- **Job**:
Scan the material for the word "Перевести", and copy each line where it shows up.

=====

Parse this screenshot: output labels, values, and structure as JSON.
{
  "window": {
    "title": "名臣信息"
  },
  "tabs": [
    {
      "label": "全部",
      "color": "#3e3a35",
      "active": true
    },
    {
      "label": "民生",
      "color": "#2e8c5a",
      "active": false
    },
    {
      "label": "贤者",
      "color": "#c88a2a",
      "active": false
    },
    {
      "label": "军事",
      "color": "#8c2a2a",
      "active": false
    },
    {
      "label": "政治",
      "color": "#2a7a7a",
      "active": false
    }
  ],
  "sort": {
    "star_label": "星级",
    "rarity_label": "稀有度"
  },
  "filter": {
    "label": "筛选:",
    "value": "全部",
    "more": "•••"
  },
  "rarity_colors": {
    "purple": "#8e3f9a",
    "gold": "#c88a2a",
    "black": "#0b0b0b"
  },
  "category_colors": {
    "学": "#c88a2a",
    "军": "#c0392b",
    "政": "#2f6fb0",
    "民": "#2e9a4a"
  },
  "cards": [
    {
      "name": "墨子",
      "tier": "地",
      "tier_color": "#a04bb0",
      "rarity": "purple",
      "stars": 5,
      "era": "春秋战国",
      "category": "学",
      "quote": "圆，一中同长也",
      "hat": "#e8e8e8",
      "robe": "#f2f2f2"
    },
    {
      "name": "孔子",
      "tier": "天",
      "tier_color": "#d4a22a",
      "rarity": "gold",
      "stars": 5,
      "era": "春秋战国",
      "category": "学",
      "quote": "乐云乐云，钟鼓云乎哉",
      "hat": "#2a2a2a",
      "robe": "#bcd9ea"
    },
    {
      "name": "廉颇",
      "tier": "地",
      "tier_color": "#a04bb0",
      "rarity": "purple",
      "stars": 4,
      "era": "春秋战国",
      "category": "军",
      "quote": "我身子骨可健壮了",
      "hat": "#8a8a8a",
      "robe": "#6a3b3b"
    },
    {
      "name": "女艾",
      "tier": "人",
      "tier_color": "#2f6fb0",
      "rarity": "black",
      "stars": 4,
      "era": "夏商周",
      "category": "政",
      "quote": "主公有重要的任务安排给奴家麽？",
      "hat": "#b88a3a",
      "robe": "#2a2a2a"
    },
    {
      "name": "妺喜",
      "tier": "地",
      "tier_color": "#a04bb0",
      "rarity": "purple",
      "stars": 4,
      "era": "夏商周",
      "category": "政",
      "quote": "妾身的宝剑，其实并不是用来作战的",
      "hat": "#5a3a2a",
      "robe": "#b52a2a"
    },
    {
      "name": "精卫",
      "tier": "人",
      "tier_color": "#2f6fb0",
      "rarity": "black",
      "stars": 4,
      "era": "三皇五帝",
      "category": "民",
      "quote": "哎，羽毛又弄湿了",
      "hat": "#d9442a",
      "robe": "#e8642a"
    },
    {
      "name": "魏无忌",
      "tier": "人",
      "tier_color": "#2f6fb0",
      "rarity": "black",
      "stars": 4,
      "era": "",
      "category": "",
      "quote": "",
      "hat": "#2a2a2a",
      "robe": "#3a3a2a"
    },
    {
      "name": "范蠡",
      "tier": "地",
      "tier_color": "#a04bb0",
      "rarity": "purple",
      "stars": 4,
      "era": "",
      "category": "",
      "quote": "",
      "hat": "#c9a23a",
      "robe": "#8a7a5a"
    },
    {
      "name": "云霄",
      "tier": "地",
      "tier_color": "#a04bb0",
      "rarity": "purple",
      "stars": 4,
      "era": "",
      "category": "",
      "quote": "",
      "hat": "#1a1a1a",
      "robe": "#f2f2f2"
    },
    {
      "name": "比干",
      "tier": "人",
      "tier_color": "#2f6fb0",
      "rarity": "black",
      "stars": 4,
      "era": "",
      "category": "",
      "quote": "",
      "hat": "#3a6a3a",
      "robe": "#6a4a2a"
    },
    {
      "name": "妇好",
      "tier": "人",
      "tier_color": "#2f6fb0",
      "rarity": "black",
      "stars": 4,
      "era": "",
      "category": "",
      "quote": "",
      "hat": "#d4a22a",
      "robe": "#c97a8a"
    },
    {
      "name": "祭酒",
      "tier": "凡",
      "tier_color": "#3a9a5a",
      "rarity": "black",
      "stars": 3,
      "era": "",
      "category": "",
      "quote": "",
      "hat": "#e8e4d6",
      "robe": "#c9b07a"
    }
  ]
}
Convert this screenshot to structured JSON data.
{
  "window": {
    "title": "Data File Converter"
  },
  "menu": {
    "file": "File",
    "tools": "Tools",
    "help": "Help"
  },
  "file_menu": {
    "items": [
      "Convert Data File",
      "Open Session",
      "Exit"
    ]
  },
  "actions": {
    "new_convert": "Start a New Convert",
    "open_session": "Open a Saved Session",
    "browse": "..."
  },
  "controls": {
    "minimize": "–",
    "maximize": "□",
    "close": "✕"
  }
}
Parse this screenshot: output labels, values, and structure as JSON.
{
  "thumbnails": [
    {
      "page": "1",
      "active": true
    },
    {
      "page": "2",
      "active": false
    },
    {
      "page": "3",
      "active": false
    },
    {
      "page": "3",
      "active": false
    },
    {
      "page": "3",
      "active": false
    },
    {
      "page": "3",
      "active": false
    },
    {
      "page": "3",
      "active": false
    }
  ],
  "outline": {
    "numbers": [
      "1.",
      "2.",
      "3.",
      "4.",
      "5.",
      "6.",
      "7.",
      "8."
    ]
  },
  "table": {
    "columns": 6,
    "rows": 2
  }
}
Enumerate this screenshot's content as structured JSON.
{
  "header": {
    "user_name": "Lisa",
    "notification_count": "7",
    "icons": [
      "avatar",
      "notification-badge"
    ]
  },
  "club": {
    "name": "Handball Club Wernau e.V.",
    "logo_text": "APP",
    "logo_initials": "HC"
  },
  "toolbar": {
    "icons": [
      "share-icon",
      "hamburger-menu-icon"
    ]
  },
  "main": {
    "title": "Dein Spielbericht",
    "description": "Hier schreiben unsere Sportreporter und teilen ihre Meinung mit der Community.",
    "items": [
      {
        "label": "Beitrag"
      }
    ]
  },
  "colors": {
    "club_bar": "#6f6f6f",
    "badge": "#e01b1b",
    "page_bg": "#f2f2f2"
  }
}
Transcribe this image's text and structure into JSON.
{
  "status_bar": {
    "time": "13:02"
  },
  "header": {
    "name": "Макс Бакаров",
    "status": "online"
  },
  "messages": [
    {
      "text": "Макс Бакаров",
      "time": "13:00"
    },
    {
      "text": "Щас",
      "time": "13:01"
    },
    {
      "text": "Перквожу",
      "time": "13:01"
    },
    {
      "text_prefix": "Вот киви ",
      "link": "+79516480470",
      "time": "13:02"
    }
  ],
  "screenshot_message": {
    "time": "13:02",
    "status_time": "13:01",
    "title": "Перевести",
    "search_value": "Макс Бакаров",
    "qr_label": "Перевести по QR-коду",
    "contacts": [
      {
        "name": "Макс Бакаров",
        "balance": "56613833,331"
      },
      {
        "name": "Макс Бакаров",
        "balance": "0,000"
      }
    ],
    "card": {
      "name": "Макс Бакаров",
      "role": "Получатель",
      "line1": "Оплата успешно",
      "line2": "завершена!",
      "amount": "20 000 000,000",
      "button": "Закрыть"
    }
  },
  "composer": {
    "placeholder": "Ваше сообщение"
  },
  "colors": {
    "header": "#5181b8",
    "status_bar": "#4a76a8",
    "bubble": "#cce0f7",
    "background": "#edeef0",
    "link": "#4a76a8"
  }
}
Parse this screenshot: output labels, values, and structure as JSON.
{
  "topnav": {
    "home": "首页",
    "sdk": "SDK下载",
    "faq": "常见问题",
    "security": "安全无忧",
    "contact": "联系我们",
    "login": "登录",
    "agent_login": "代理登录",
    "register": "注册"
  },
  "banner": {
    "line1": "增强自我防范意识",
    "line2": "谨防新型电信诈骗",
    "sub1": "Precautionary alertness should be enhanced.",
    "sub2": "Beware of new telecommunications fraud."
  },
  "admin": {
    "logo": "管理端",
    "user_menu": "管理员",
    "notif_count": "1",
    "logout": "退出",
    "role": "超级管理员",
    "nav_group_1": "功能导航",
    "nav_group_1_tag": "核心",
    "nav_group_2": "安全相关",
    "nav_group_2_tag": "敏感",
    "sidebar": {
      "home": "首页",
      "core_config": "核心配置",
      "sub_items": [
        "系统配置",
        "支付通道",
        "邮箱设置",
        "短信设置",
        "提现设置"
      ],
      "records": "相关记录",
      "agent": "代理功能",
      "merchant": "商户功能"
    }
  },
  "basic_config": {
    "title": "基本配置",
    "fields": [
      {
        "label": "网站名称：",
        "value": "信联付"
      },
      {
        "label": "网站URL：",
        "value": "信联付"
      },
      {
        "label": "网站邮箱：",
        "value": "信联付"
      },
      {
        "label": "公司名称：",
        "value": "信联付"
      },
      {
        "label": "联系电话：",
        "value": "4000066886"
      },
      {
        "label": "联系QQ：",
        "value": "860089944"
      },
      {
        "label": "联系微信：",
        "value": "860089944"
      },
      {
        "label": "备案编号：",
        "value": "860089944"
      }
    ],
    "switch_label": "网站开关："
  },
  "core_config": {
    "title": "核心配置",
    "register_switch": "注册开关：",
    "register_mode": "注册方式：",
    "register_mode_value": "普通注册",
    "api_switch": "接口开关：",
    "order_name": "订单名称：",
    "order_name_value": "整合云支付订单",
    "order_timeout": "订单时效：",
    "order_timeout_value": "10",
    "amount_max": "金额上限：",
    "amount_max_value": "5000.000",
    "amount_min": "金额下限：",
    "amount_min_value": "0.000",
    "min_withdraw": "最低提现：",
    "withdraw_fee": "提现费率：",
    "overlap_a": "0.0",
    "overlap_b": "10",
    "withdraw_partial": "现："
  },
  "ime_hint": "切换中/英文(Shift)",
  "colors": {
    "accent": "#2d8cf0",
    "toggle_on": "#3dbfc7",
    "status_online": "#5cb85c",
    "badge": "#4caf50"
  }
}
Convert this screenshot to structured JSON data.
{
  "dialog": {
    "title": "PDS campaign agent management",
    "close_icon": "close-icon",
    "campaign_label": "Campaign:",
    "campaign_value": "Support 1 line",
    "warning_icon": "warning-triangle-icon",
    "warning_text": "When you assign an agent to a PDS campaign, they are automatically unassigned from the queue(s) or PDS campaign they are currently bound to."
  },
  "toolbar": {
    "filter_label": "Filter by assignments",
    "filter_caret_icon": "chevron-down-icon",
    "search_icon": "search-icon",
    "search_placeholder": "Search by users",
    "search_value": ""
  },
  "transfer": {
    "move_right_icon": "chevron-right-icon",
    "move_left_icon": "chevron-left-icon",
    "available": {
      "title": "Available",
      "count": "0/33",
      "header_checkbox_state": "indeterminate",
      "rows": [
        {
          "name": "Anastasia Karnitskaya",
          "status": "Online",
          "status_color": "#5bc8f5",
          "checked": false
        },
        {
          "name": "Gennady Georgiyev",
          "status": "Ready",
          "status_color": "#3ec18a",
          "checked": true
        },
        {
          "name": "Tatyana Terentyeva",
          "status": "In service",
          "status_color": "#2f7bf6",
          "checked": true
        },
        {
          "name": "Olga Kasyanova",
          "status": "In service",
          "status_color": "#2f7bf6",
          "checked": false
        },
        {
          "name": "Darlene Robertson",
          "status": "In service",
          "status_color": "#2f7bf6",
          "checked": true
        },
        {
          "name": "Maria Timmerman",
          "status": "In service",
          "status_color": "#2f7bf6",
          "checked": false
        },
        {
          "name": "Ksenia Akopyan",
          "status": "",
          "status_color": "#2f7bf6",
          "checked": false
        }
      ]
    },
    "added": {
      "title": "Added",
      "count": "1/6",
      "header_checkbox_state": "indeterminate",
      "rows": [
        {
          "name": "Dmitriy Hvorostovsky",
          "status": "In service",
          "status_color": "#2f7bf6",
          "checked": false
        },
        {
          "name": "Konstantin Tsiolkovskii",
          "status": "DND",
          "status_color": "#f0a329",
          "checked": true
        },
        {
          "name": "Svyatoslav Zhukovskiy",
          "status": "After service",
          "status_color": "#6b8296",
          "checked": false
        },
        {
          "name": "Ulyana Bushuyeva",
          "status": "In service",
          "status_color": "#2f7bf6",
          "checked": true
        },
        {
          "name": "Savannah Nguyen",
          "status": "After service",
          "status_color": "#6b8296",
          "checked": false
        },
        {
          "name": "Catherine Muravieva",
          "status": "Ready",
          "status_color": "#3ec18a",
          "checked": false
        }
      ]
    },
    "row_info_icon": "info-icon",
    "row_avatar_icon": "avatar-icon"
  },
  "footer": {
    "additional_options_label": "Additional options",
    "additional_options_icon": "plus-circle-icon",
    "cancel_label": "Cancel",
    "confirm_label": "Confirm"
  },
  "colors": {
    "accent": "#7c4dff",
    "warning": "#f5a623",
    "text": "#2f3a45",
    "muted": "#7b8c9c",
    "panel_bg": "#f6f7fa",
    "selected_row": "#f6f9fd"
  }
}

=====

- **Task result**:
    "title": "Перевести",
    "qr_label": "Перевести по QR-коду",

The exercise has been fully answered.